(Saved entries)
- - - -

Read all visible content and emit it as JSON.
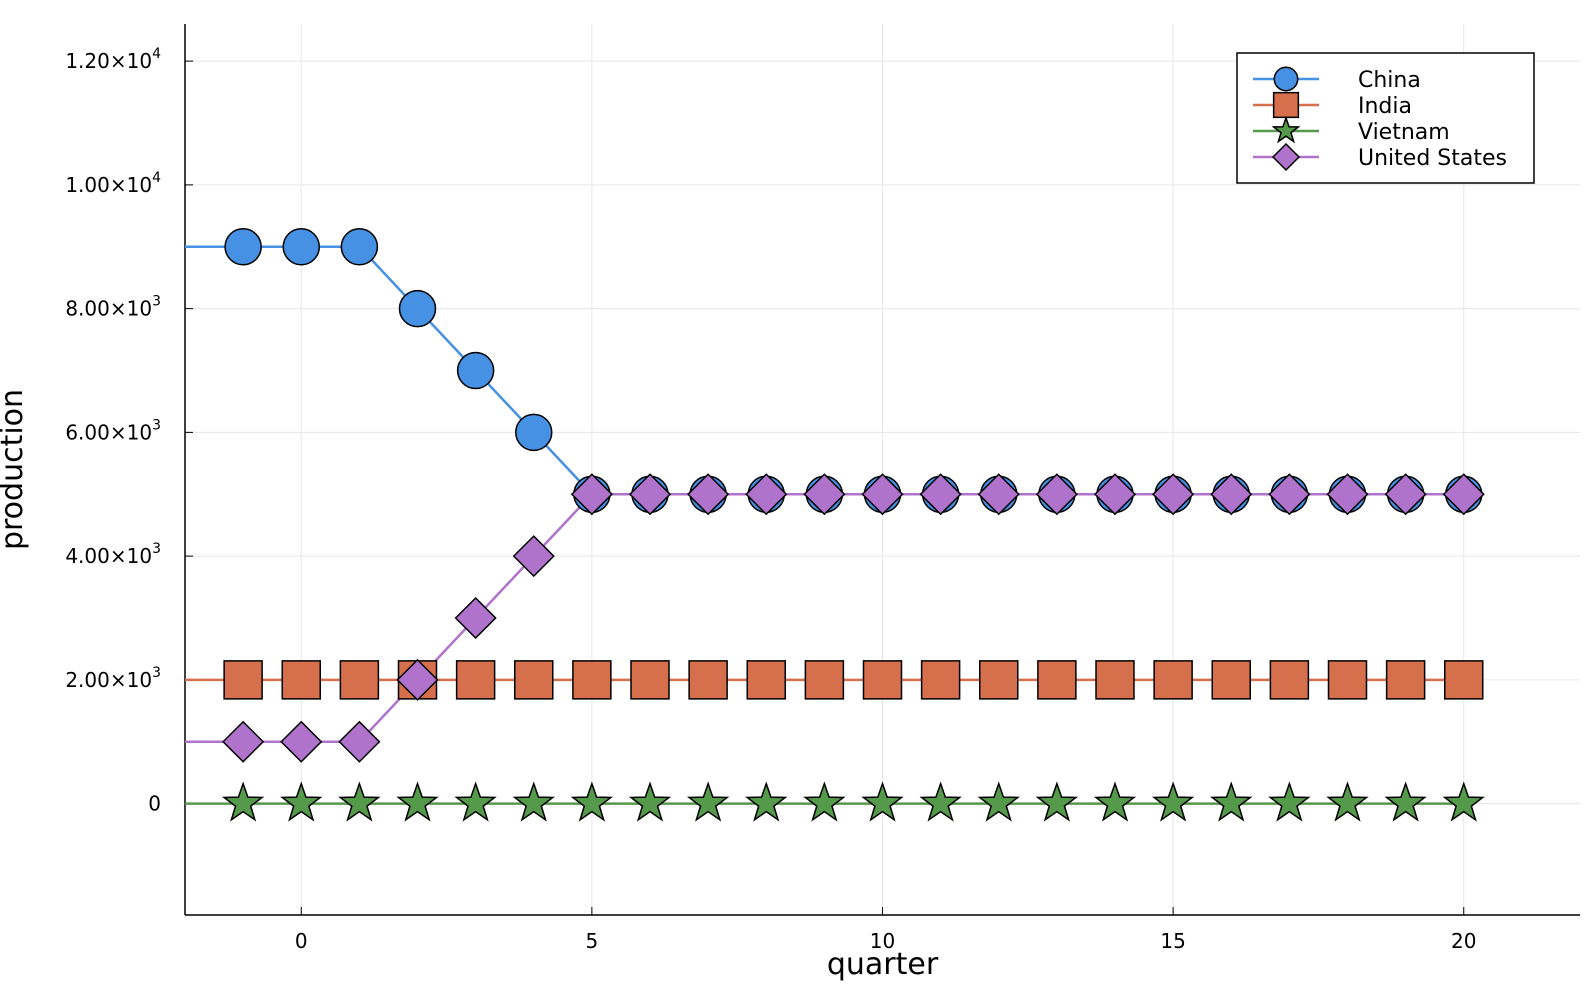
{
  "chart_data": {
    "type": "line",
    "xlabel": "quarter",
    "ylabel": "production",
    "xlim": [
      -2,
      22
    ],
    "ylim": [
      -1800,
      12600
    ],
    "x_ticks": [
      0,
      5,
      10,
      15,
      20
    ],
    "y_ticks": [
      {
        "value": 0,
        "mantissa": "0",
        "exp": ""
      },
      {
        "value": 2000,
        "mantissa": "2.00×10",
        "exp": "3"
      },
      {
        "value": 4000,
        "mantissa": "4.00×10",
        "exp": "3"
      },
      {
        "value": 6000,
        "mantissa": "6.00×10",
        "exp": "3"
      },
      {
        "value": 8000,
        "mantissa": "8.00×10",
        "exp": "3"
      },
      {
        "value": 10000,
        "mantissa": "1.00×10",
        "exp": "4"
      },
      {
        "value": 12000,
        "mantissa": "1.20×10",
        "exp": "4"
      }
    ],
    "grid": true,
    "legend_position": "top-right",
    "x": [
      -1,
      0,
      1,
      2,
      3,
      4,
      5,
      6,
      7,
      8,
      9,
      10,
      11,
      12,
      13,
      14,
      15,
      16,
      17,
      18,
      19,
      20
    ],
    "line_start_x": -2,
    "series": [
      {
        "name": "China",
        "color": "#4691e3",
        "marker": "circle",
        "start_value": 9000,
        "values": [
          9000,
          9000,
          9000,
          8000,
          7000,
          6000,
          5000,
          5000,
          5000,
          5000,
          5000,
          5000,
          5000,
          5000,
          5000,
          5000,
          5000,
          5000,
          5000,
          5000,
          5000,
          5000
        ]
      },
      {
        "name": "India",
        "color": "#d56f4c",
        "marker": "square",
        "start_value": 2000,
        "values": [
          2000,
          2000,
          2000,
          2000,
          2000,
          2000,
          2000,
          2000,
          2000,
          2000,
          2000,
          2000,
          2000,
          2000,
          2000,
          2000,
          2000,
          2000,
          2000,
          2000,
          2000,
          2000
        ]
      },
      {
        "name": "Vietnam",
        "color": "#55994a",
        "marker": "star",
        "start_value": 0,
        "values": [
          0,
          0,
          0,
          0,
          0,
          0,
          0,
          0,
          0,
          0,
          0,
          0,
          0,
          0,
          0,
          0,
          0,
          0,
          0,
          0,
          0,
          0
        ]
      },
      {
        "name": "United States",
        "color": "#b073cb",
        "marker": "diamond",
        "start_value": 1000,
        "values": [
          1000,
          1000,
          1000,
          2000,
          3000,
          4000,
          5000,
          5000,
          5000,
          5000,
          5000,
          5000,
          5000,
          5000,
          5000,
          5000,
          5000,
          5000,
          5000,
          5000,
          5000,
          5000
        ]
      }
    ]
  }
}
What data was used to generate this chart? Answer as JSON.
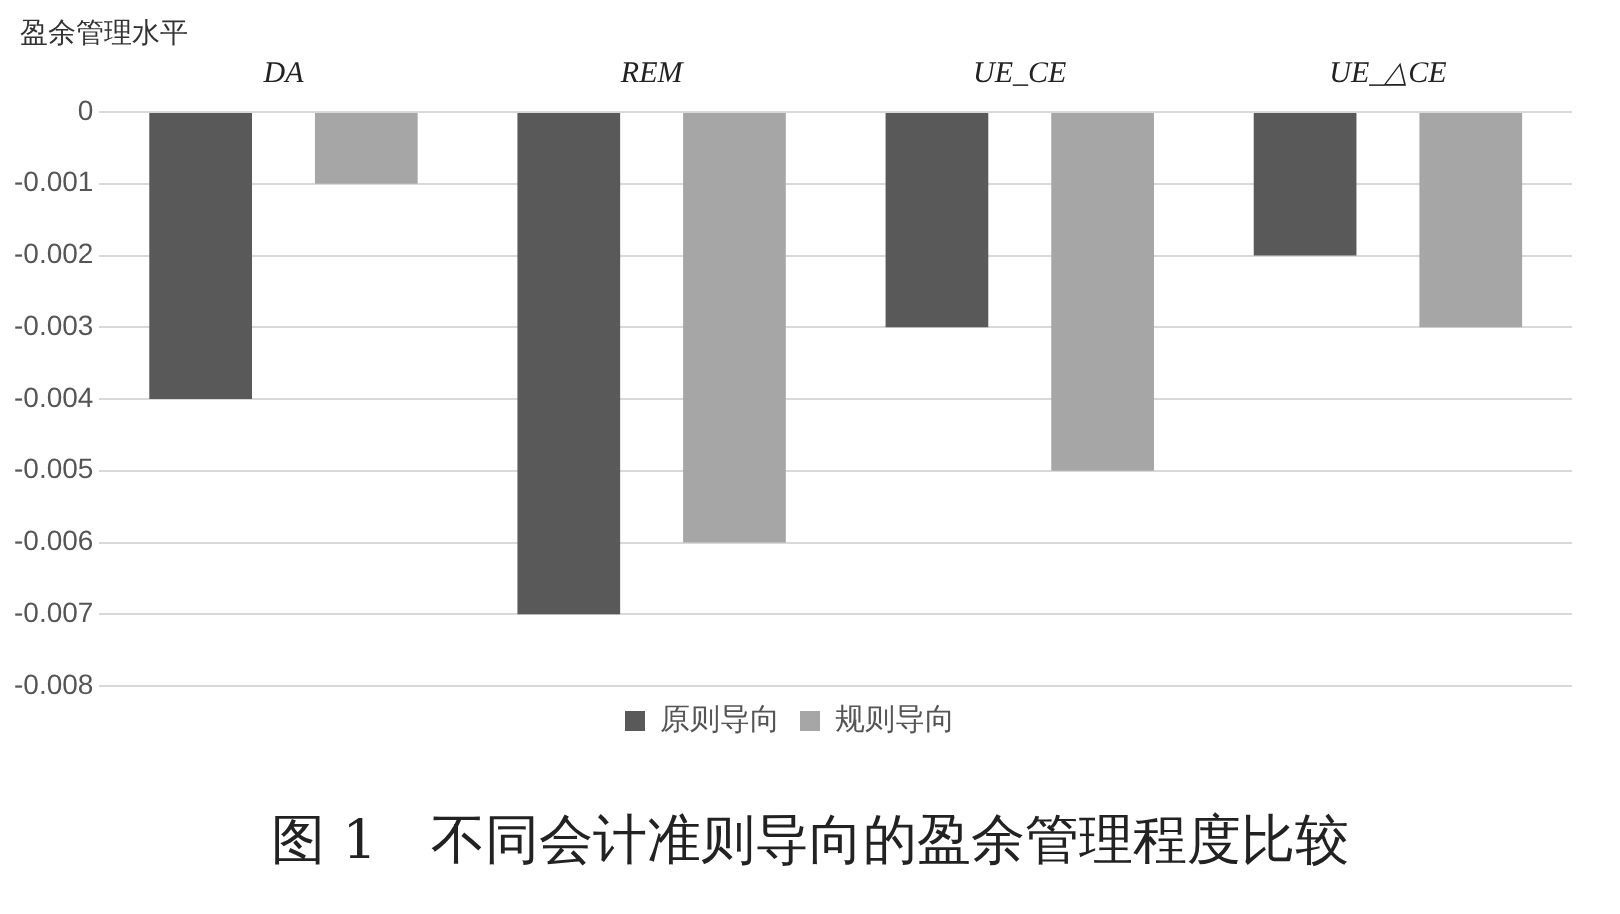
{
  "chart_data": {
    "type": "bar",
    "title": "图 1　不同会计准则导向的盈余管理程度比较",
    "ylabel": "盈余管理水平",
    "categories": [
      "DA",
      "REM",
      "UE_CE",
      "UE_△CE"
    ],
    "series": [
      {
        "name": "原则导向",
        "color": "#595959",
        "values": [
          -0.004,
          -0.007,
          -0.003,
          -0.002
        ]
      },
      {
        "name": "规则导向",
        "color": "#a6a6a6",
        "values": [
          -0.001,
          -0.006,
          -0.005,
          -0.003
        ]
      }
    ],
    "ylim": [
      -0.008,
      0
    ],
    "yticks": [
      0,
      -0.001,
      -0.002,
      -0.003,
      -0.004,
      -0.005,
      -0.006,
      -0.007,
      -0.008
    ],
    "grid": "y",
    "legend": "bottom"
  }
}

- - - -

GIVEN PROBLEM: Return the listing above word for word, with the pictures removed.

COMPLETE ANSWER:
Read all visible content and emit it as JSON.
{
  "chart_data": {
    "type": "line",
    "xlabel": "quarter",
    "ylabel": "production",
    "xlim": [
      -2,
      22
    ],
    "ylim": [
      -1800,
      12600
    ],
    "x_ticks": [
      0,
      5,
      10,
      15,
      20
    ],
    "y_ticks": [
      {
        "value": 0,
        "mantissa": "0",
        "exp": ""
      },
      {
        "value": 2000,
        "mantissa": "2.00×10",
        "exp": "3"
      },
      {
        "value": 4000,
        "mantissa": "4.00×10",
        "exp": "3"
      },
      {
        "value": 6000,
        "mantissa": "6.00×10",
        "exp": "3"
      },
      {
        "value": 8000,
        "mantissa": "8.00×10",
        "exp": "3"
      },
      {
        "value": 10000,
        "mantissa": "1.00×10",
        "exp": "4"
      },
      {
        "value": 12000,
        "mantissa": "1.20×10",
        "exp": "4"
      }
    ],
    "grid": true,
    "legend_position": "top-right",
    "x": [
      -1,
      0,
      1,
      2,
      3,
      4,
      5,
      6,
      7,
      8,
      9,
      10,
      11,
      12,
      13,
      14,
      15,
      16,
      17,
      18,
      19,
      20
    ],
    "line_start_x": -2,
    "series": [
      {
        "name": "China",
        "color": "#4691e3",
        "marker": "circle",
        "start_value": 9000,
        "values": [
          9000,
          9000,
          9000,
          8000,
          7000,
          6000,
          5000,
          5000,
          5000,
          5000,
          5000,
          5000,
          5000,
          5000,
          5000,
          5000,
          5000,
          5000,
          5000,
          5000,
          5000,
          5000
        ]
      },
      {
        "name": "India",
        "color": "#d56f4c",
        "marker": "square",
        "start_value": 2000,
        "values": [
          2000,
          2000,
          2000,
          2000,
          2000,
          2000,
          2000,
          2000,
          2000,
          2000,
          2000,
          2000,
          2000,
          2000,
          2000,
          2000,
          2000,
          2000,
          2000,
          2000,
          2000,
          2000
        ]
      },
      {
        "name": "Vietnam",
        "color": "#55994a",
        "marker": "star",
        "start_value": 0,
        "values": [
          0,
          0,
          0,
          0,
          0,
          0,
          0,
          0,
          0,
          0,
          0,
          0,
          0,
          0,
          0,
          0,
          0,
          0,
          0,
          0,
          0,
          0
        ]
      },
      {
        "name": "United States",
        "color": "#b073cb",
        "marker": "diamond",
        "start_value": 1000,
        "values": [
          1000,
          1000,
          1000,
          2000,
          3000,
          4000,
          5000,
          5000,
          5000,
          5000,
          5000,
          5000,
          5000,
          5000,
          5000,
          5000,
          5000,
          5000,
          5000,
          5000,
          5000,
          5000
        ]
      }
    ]
  }
}
What data was used to generate this chart? Answer as JSON.
{
  "chart_data": {
    "type": "bar",
    "title": "图 1　不同会计准则导向的盈余管理程度比较",
    "ylabel": "盈余管理水平",
    "categories": [
      "DA",
      "REM",
      "UE_CE",
      "UE_△CE"
    ],
    "series": [
      {
        "name": "原则导向",
        "color": "#595959",
        "values": [
          -0.004,
          -0.007,
          -0.003,
          -0.002
        ]
      },
      {
        "name": "规则导向",
        "color": "#a6a6a6",
        "values": [
          -0.001,
          -0.006,
          -0.005,
          -0.003
        ]
      }
    ],
    "ylim": [
      -0.008,
      0
    ],
    "yticks": [
      0,
      -0.001,
      -0.002,
      -0.003,
      -0.004,
      -0.005,
      -0.006,
      -0.007,
      -0.008
    ],
    "grid": "y",
    "legend": "bottom"
  }
}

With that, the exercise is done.